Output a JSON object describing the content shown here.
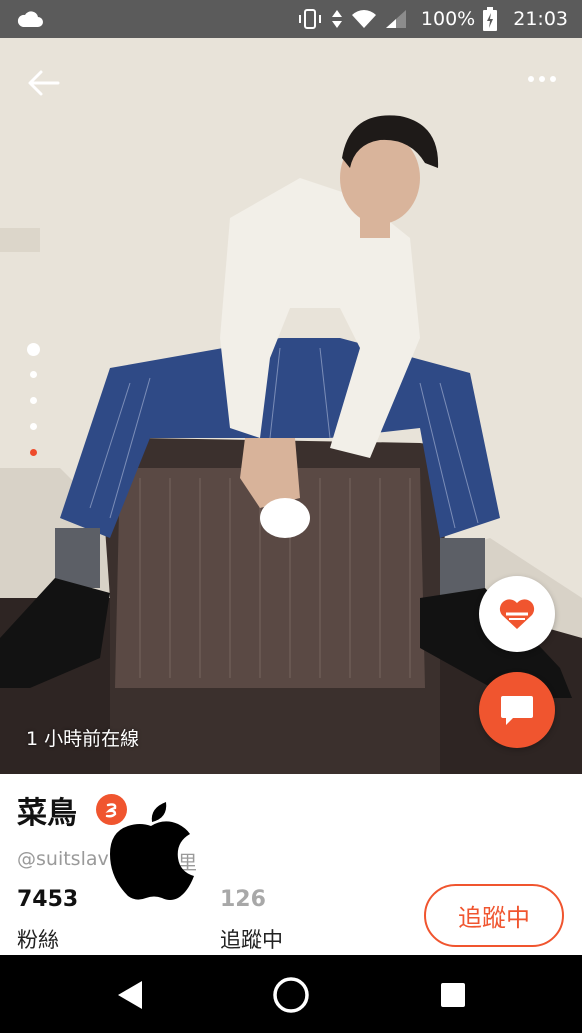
{
  "status_bar": {
    "battery_percent": "100%",
    "time": "21:03",
    "icons": [
      "cloud-icon",
      "vibrate-icon",
      "data-arrows-icon",
      "wifi-icon",
      "signal-icon",
      "battery-charging-icon"
    ]
  },
  "photo": {
    "online_status": "1 小時前在線",
    "carousel": {
      "count": 5,
      "active_index": 4
    }
  },
  "actions": {
    "back": "back-arrow-icon",
    "more": "more-dots-icon",
    "like": "heart-icon",
    "chat": "chat-bubble-icon"
  },
  "profile": {
    "name": "菜鳥",
    "handle": "@suitslav",
    "handle_tail": "里",
    "followers_count": "7453",
    "followers_label": "粉絲",
    "following_count": "126",
    "following_label": "追蹤中",
    "follow_button_label": "追蹤中"
  },
  "nav": [
    "back-triangle-icon",
    "home-circle-icon",
    "recents-square-icon"
  ],
  "colors": {
    "accent": "#f0552f",
    "status_bar": "#5b5b5b",
    "nav_bar": "#000000",
    "active_dot": "#ee4b2b"
  }
}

▶ [Task to carry out]
Please transcribe the material above exactly as written. Leave the pictures out.

▶ [The response]
Output a JSON object describing the content shown here.
{
  "status_bar": {
    "battery_percent": "100%",
    "time": "21:03",
    "icons": [
      "cloud-icon",
      "vibrate-icon",
      "data-arrows-icon",
      "wifi-icon",
      "signal-icon",
      "battery-charging-icon"
    ]
  },
  "photo": {
    "online_status": "1 小時前在線",
    "carousel": {
      "count": 5,
      "active_index": 4
    }
  },
  "actions": {
    "back": "back-arrow-icon",
    "more": "more-dots-icon",
    "like": "heart-icon",
    "chat": "chat-bubble-icon"
  },
  "profile": {
    "name": "菜鳥",
    "handle": "@suitslav",
    "handle_tail": "里",
    "followers_count": "7453",
    "followers_label": "粉絲",
    "following_count": "126",
    "following_label": "追蹤中",
    "follow_button_label": "追蹤中"
  },
  "nav": [
    "back-triangle-icon",
    "home-circle-icon",
    "recents-square-icon"
  ],
  "colors": {
    "accent": "#f0552f",
    "status_bar": "#5b5b5b",
    "nav_bar": "#000000",
    "active_dot": "#ee4b2b"
  }
}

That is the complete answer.